[Stored data]

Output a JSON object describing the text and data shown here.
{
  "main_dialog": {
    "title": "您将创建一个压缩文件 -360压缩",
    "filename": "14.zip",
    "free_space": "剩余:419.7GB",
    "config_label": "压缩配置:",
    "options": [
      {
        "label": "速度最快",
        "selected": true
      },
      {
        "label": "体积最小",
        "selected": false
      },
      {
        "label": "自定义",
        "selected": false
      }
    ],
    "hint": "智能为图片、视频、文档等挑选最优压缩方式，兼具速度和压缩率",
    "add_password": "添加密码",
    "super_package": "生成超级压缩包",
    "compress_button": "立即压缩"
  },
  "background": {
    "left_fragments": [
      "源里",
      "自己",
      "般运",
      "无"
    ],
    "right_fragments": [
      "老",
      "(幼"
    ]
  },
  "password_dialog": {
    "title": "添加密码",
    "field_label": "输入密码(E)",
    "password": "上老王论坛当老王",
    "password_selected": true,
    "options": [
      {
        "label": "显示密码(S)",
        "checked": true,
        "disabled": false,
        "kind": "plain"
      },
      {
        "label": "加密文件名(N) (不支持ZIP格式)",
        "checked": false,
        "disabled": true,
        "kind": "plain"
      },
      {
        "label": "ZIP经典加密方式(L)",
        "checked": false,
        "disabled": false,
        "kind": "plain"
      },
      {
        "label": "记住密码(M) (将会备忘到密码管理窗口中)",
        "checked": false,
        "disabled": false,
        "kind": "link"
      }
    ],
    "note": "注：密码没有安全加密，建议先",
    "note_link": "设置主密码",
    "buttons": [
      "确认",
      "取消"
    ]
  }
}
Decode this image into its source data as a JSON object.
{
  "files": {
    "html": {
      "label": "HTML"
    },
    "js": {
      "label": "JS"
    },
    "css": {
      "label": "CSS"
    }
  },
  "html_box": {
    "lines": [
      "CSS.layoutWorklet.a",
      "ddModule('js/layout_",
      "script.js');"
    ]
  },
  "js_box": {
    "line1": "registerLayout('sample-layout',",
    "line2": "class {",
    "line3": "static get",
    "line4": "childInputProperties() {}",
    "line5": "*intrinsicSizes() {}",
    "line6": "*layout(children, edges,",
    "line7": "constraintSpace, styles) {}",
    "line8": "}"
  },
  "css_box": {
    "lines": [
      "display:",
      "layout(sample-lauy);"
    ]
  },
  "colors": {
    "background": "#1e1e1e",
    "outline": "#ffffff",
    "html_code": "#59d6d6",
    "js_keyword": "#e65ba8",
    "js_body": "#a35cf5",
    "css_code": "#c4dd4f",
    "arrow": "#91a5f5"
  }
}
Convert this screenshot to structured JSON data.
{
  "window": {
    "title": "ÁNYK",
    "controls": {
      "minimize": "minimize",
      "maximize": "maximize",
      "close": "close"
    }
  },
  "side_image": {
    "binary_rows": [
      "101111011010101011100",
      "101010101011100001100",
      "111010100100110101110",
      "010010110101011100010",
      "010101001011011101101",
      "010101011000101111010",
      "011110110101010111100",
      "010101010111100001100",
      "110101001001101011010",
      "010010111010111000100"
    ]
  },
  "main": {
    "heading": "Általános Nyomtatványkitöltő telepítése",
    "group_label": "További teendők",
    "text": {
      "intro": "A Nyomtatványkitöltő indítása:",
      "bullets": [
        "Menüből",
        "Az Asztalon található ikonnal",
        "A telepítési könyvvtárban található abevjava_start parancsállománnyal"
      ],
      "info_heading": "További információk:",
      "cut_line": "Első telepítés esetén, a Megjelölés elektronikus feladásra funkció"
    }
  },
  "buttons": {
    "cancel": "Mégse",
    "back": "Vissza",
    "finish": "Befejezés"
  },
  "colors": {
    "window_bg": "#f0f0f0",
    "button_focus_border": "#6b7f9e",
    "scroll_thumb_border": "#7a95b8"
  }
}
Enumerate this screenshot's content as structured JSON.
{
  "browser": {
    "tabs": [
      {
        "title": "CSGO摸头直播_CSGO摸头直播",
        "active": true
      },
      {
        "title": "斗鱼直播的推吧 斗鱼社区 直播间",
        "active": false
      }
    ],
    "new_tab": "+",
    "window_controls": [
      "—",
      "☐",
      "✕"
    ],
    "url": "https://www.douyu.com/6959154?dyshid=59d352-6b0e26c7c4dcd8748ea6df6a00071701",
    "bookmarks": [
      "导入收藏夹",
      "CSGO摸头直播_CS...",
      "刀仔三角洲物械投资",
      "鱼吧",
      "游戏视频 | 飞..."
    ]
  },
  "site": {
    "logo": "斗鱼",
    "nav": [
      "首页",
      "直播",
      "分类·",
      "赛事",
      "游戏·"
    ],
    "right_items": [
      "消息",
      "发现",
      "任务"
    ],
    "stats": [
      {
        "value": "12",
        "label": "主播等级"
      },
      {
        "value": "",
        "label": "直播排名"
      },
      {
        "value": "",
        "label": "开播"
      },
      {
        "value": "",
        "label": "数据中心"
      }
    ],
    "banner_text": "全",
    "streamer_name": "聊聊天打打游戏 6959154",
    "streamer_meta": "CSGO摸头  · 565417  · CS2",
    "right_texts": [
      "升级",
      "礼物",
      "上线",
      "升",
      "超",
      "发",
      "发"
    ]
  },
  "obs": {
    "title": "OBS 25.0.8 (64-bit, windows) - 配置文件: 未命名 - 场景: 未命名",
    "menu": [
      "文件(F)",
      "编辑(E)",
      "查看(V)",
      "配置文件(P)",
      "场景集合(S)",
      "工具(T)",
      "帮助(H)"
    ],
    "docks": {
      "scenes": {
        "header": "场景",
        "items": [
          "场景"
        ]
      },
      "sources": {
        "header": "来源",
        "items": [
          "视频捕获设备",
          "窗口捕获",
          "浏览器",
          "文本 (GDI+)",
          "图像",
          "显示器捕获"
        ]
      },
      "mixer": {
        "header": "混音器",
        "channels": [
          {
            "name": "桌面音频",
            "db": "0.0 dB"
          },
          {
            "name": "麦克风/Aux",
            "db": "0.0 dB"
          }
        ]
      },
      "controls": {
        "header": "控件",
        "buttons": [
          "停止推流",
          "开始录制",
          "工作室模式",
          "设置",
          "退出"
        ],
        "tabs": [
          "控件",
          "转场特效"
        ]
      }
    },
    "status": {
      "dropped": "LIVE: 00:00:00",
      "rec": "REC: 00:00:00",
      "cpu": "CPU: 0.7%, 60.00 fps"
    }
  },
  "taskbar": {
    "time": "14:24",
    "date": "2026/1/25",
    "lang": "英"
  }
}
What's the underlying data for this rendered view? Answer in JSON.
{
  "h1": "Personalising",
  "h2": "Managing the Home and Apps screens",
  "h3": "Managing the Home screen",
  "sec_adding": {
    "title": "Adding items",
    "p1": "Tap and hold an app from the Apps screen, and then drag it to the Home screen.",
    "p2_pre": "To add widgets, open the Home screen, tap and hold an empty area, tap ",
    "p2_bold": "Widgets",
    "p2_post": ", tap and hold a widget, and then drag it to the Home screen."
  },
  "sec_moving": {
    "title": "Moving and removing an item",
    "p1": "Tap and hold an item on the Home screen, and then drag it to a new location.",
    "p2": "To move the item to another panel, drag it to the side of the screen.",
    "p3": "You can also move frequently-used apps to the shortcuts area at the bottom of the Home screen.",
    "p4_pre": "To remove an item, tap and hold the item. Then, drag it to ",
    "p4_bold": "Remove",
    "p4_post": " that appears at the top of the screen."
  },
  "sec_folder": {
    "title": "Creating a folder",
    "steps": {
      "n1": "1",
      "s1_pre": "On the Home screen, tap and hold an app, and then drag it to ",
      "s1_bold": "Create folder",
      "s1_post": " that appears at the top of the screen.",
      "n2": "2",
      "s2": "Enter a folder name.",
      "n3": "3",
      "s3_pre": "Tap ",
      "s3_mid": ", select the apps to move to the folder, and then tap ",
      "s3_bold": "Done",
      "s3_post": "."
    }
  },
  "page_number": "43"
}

- _Exercise details_:
Find every line containing the word "this", then give the total and nothing more.

- _Complete response_:
4